To do:
Rename "receive-line" to "incoming-line" in the items from the line with "receive-line: yyh (20, 573, 51, 593)" to the line with "port-select-value: COM16:USB-SERIAL CH34". Output only those lines, with nothing else changed.

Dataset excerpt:
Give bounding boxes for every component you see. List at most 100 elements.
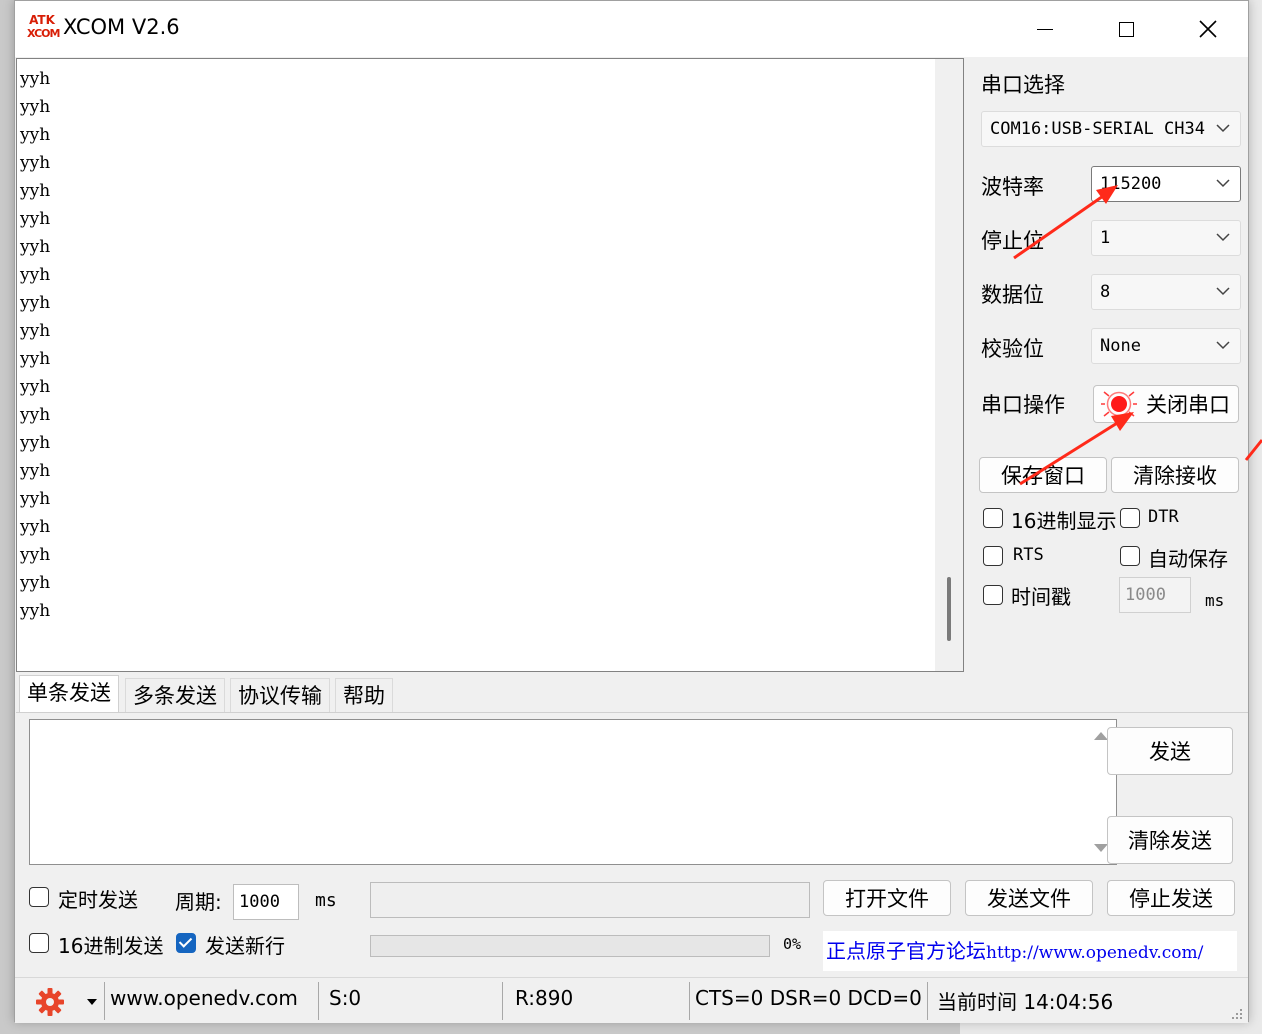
receive-line: yyh (20, 573, 51, 593)
receive-textarea[interactable]: yyh yyh yyh yyh yyh yyh yyh yyh yyh yyh yyh yyh yyh y… (16, 58, 964, 672)
app-logo-top-text: ATK (29, 13, 55, 27)
timestamp-interval-input[interactable]: 1000 (1119, 577, 1191, 613)
receive-line: yyh (20, 489, 51, 509)
auto-save-label: 自动保存 (1148, 547, 1228, 571)
receive-scrollbar-thumb[interactable] (947, 577, 951, 641)
port-select-value: COM16:USB-SERIAL CH34 (990, 119, 1205, 139)
receive-line: yyh (20, 181, 51, 201)
auto-save-checkbox[interactable] (1120, 546, 1140, 566)
rts-label: RTS (1013, 545, 1044, 565)
chevron-down-icon (1216, 124, 1230, 133)
chevron-down-icon (1216, 233, 1230, 242)
minimize-button[interactable] (1005, 1, 1085, 57)
stop-bits-label: 停止位 (981, 229, 1044, 253)
baud-rate-label: 波特率 (981, 175, 1044, 199)
receive-line: yyh (20, 321, 51, 341)
save-window-button[interactable]: 保存窗口 (979, 457, 1107, 493)
status-line-signals: CTS=0 DSR=0 DCD=0 (695, 986, 922, 1010)
receive-line: yyh (20, 517, 51, 537)
chevron-down-icon[interactable] (87, 999, 97, 1005)
hex-send-checkbox[interactable] (29, 933, 49, 953)
timestamp-checkbox[interactable] (983, 585, 1003, 605)
send-button[interactable]: 发送 (1107, 727, 1233, 775)
receive-line: yyh (20, 293, 51, 313)
status-divider (689, 982, 690, 1020)
status-divider (104, 982, 105, 1020)
forum-link-url: http://www.openedv.com/ (986, 943, 1204, 963)
baud-rate-select[interactable]: 115200 (1091, 166, 1241, 202)
receive-scrollbar[interactable] (935, 59, 963, 671)
port-status-red-light-icon (1101, 391, 1137, 417)
tab-single-send[interactable]: 单条发送 (19, 675, 119, 713)
clear-send-button[interactable]: 清除发送 (1107, 816, 1233, 864)
app-logo-bottom-text: XCOM (27, 27, 60, 40)
tab-protocol-transfer[interactable]: 协议传输 (230, 678, 330, 712)
status-bar: www.openedv.com S:0 R:890 CTS=0 DSR=0 DC… (15, 977, 1248, 1023)
receive-line: yyh (20, 265, 51, 285)
open-file-button[interactable]: 打开文件 (823, 880, 951, 916)
rts-checkbox[interactable] (983, 546, 1003, 566)
tab-help[interactable]: 帮助 (335, 678, 393, 712)
send-file-path-field (370, 882, 810, 918)
send-newline-label: 发送新行 (205, 934, 285, 958)
stop-bits-select[interactable]: 1 (1091, 220, 1241, 256)
send-progress-text: 0% (783, 935, 802, 953)
chevron-down-icon (1216, 287, 1230, 296)
resize-grip-icon[interactable] (1228, 1005, 1244, 1021)
receive-line: yyh (20, 209, 51, 229)
receive-line: yyh (20, 125, 51, 145)
status-website[interactable]: www.openedv.com (110, 986, 298, 1010)
status-divider (318, 982, 319, 1020)
send-progress-bar (370, 935, 770, 957)
stop-send-button[interactable]: 停止发送 (1107, 880, 1235, 916)
period-input[interactable]: 1000 (233, 884, 299, 920)
maximize-icon (1118, 21, 1134, 37)
data-bits-select[interactable]: 8 (1091, 274, 1241, 310)
baud-rate-value: 115200 (1100, 174, 1162, 194)
status-received-count: R:890 (515, 986, 574, 1010)
receive-line: yyh (20, 237, 51, 257)
status-divider (927, 982, 928, 1020)
period-label: 周期: (175, 890, 222, 914)
hex-send-label: 16进制发送 (58, 934, 164, 958)
dtr-checkbox[interactable] (1120, 508, 1140, 528)
hex-display-label: 16进制显示 (1011, 509, 1117, 533)
scroll-down-icon[interactable] (1094, 844, 1108, 852)
receive-line: yyh (20, 601, 51, 621)
gear-icon[interactable] (35, 987, 65, 1017)
parity-select[interactable]: None (1091, 328, 1241, 364)
send-file-button[interactable]: 发送文件 (965, 880, 1093, 916)
timed-send-label: 定时发送 (58, 888, 138, 912)
maximize-button[interactable] (1086, 1, 1166, 57)
scroll-up-icon[interactable] (1094, 732, 1108, 740)
send-newline-checkbox[interactable] (176, 933, 196, 953)
data-bits-value: 8 (1100, 282, 1111, 302)
chevron-down-icon (1216, 341, 1230, 350)
receive-line: yyh (20, 545, 51, 565)
tab-multi-send[interactable]: 多条发送 (125, 678, 225, 712)
dtr-label: DTR (1148, 507, 1179, 527)
clear-receive-button[interactable]: 清除接收 (1111, 457, 1239, 493)
send-textarea[interactable] (29, 719, 1117, 865)
chevron-down-icon (1216, 179, 1230, 188)
status-divider (502, 982, 503, 1020)
forum-link-text: 正点原子官方论坛 (826, 939, 986, 963)
close-port-button[interactable]: 关闭串口 (1093, 385, 1239, 423)
period-unit-label: ms (315, 890, 337, 911)
timestamp-label: 时间戳 (1011, 585, 1071, 609)
receive-line: yyh (20, 153, 51, 173)
title-bar[interactable]: ATK XCOM XCOM V2.6 (15, 1, 1248, 57)
timestamp-unit-label: ms (1205, 591, 1225, 610)
receive-lines: yyh yyh yyh yyh yyh yyh yyh yyh yyh yyh yyh yyh yyh y… (20, 65, 50, 625)
timed-send-checkbox[interactable] (29, 887, 49, 907)
window-title: XCOM V2.6 (63, 15, 180, 39)
data-bits-label: 数据位 (981, 283, 1044, 307)
app-logo-icon: ATK XCOM (27, 13, 60, 42)
receive-line: yyh (20, 69, 51, 89)
hex-display-checkbox[interactable] (983, 508, 1003, 528)
forum-link[interactable]: 正点原子官方论坛http://www.openedv.com/ (823, 931, 1237, 971)
status-sent-count: S:0 (329, 986, 362, 1010)
close-button[interactable] (1168, 1, 1248, 57)
port-select[interactable]: COM16:USB-SERIAL CH34 (981, 111, 1241, 147)
close-icon (1199, 20, 1217, 38)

The answer:
incoming-line: yyh (20, 573, 51, 593)
receive-textarea[interactable]: yyh yyh yyh yyh yyh yyh yyh yyh yyh yyh yyh yyh yyh y… (16, 58, 964, 672)
app-logo-top-text: ATK (29, 13, 55, 27)
timestamp-interval-input[interactable]: 1000 (1119, 577, 1191, 613)
incoming-line: yyh (20, 489, 51, 509)
auto-save-label: 自动保存 (1148, 547, 1228, 571)
receive-scrollbar-thumb[interactable] (947, 577, 951, 641)
port-select-value: COM16:USB-SERIAL CH34 (990, 119, 1205, 139)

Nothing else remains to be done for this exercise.